§ **Objective**
Repeat the records in full and exactly, omitting pictures.
━━━━
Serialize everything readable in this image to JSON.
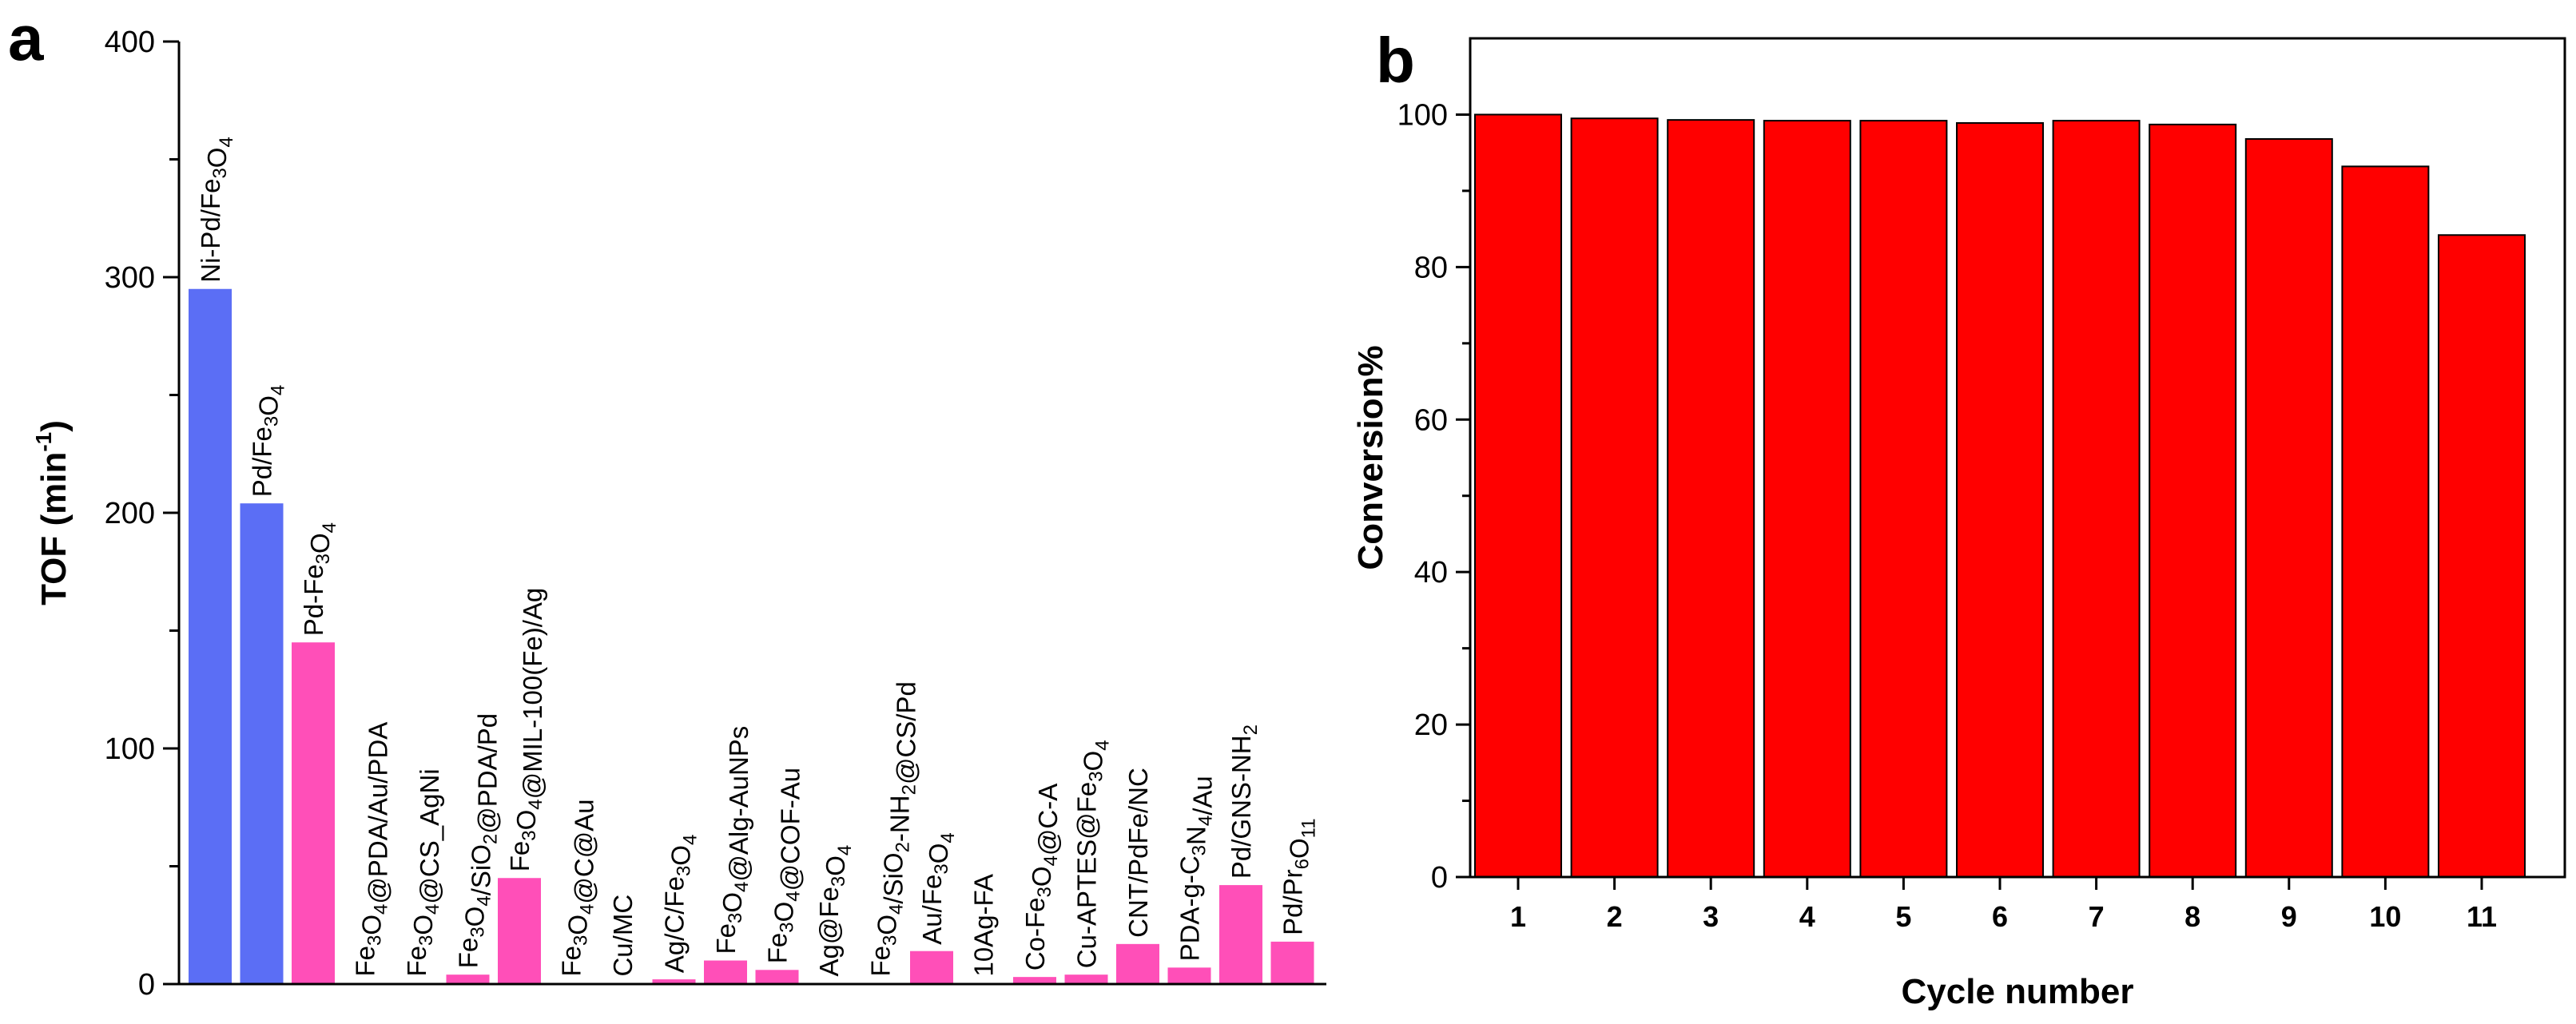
{
  "chart_data": [
    {
      "panel": "a",
      "type": "bar",
      "title": "",
      "xlabel": "",
      "ylabel": "TOF (min",
      "ylabel_sup": "-1",
      "ylabel_close": ")",
      "ylim": [
        0,
        400
      ],
      "yticks": [
        "0",
        "100",
        "200",
        "300",
        "400"
      ],
      "categories": [
        "Ni-Pd/Fe3O4",
        "Pd/Fe3O4",
        "Pd-Fe3O4",
        "Fe3O4@PDA/Au/PDA",
        "Fe3O4@CS_AgNi",
        "Fe3O4/SiO2@PDA/Pd",
        "Fe3O4@MIL-100(Fe)/Ag",
        "Fe3O4@C@Au",
        "Cu/MC",
        "Ag/C/Fe3O4",
        "Fe3O4@Alg-AuNPs",
        "Fe3O4@COF-Au",
        "Ag@Fe3O4",
        "Fe3O4/SiO2-NH2@CS/Pd",
        "Au/Fe3O4",
        "10Ag-FA",
        "Co-Fe3O4@C-A",
        "Cu-APTES@Fe3O4",
        "CNT/PdFe/NC",
        "PDA-g-C3N4/Au",
        "Pd/GNS-NH2",
        "Pd/Pr6O11"
      ],
      "values": [
        295,
        204,
        145,
        0.5,
        0.5,
        4,
        45,
        0.5,
        0.5,
        2,
        10,
        6,
        0.5,
        0.5,
        14,
        0.5,
        3,
        4,
        17,
        7,
        42,
        18
      ],
      "colors": [
        "#5b6ef5",
        "#5b6ef5",
        "#ff4fb8",
        "#ff4fb8",
        "#ff4fb8",
        "#ff4fb8",
        "#ff4fb8",
        "#ff4fb8",
        "#ff4fb8",
        "#ff4fb8",
        "#ff4fb8",
        "#ff4fb8",
        "#ff4fb8",
        "#ff4fb8",
        "#ff4fb8",
        "#ff4fb8",
        "#ff4fb8",
        "#ff4fb8",
        "#ff4fb8",
        "#ff4fb8",
        "#ff4fb8",
        "#ff4fb8"
      ]
    },
    {
      "panel": "b",
      "type": "bar",
      "title": "",
      "xlabel": "Cycle number",
      "ylabel": "Conversion%",
      "ylim": [
        0,
        110
      ],
      "yticks": [
        "0",
        "20",
        "40",
        "60",
        "80",
        "100"
      ],
      "categories": [
        "1",
        "2",
        "3",
        "4",
        "5",
        "6",
        "7",
        "8",
        "9",
        "10",
        "11"
      ],
      "values": [
        100,
        99.5,
        99.3,
        99.2,
        99.2,
        98.9,
        99.2,
        98.7,
        96.8,
        93.2,
        84.2
      ],
      "color": "#ff0000",
      "edge_color": "#000000"
    }
  ]
}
━━━━
§ **Exercise solution**
Serialize everything readable in this image to JSON.
{
  "chart_data": [
    {
      "panel": "a",
      "type": "bar",
      "title": "",
      "xlabel": "",
      "ylabel": "TOF (min",
      "ylabel_sup": "-1",
      "ylabel_close": ")",
      "ylim": [
        0,
        400
      ],
      "yticks": [
        "0",
        "100",
        "200",
        "300",
        "400"
      ],
      "categories": [
        "Ni-Pd/Fe3O4",
        "Pd/Fe3O4",
        "Pd-Fe3O4",
        "Fe3O4@PDA/Au/PDA",
        "Fe3O4@CS_AgNi",
        "Fe3O4/SiO2@PDA/Pd",
        "Fe3O4@MIL-100(Fe)/Ag",
        "Fe3O4@C@Au",
        "Cu/MC",
        "Ag/C/Fe3O4",
        "Fe3O4@Alg-AuNPs",
        "Fe3O4@COF-Au",
        "Ag@Fe3O4",
        "Fe3O4/SiO2-NH2@CS/Pd",
        "Au/Fe3O4",
        "10Ag-FA",
        "Co-Fe3O4@C-A",
        "Cu-APTES@Fe3O4",
        "CNT/PdFe/NC",
        "PDA-g-C3N4/Au",
        "Pd/GNS-NH2",
        "Pd/Pr6O11"
      ],
      "values": [
        295,
        204,
        145,
        0.5,
        0.5,
        4,
        45,
        0.5,
        0.5,
        2,
        10,
        6,
        0.5,
        0.5,
        14,
        0.5,
        3,
        4,
        17,
        7,
        42,
        18
      ],
      "colors": [
        "#5b6ef5",
        "#5b6ef5",
        "#ff4fb8",
        "#ff4fb8",
        "#ff4fb8",
        "#ff4fb8",
        "#ff4fb8",
        "#ff4fb8",
        "#ff4fb8",
        "#ff4fb8",
        "#ff4fb8",
        "#ff4fb8",
        "#ff4fb8",
        "#ff4fb8",
        "#ff4fb8",
        "#ff4fb8",
        "#ff4fb8",
        "#ff4fb8",
        "#ff4fb8",
        "#ff4fb8",
        "#ff4fb8",
        "#ff4fb8"
      ]
    },
    {
      "panel": "b",
      "type": "bar",
      "title": "",
      "xlabel": "Cycle number",
      "ylabel": "Conversion%",
      "ylim": [
        0,
        110
      ],
      "yticks": [
        "0",
        "20",
        "40",
        "60",
        "80",
        "100"
      ],
      "categories": [
        "1",
        "2",
        "3",
        "4",
        "5",
        "6",
        "7",
        "8",
        "9",
        "10",
        "11"
      ],
      "values": [
        100,
        99.5,
        99.3,
        99.2,
        99.2,
        98.9,
        99.2,
        98.7,
        96.8,
        93.2,
        84.2
      ],
      "color": "#ff0000",
      "edge_color": "#000000"
    }
  ]
}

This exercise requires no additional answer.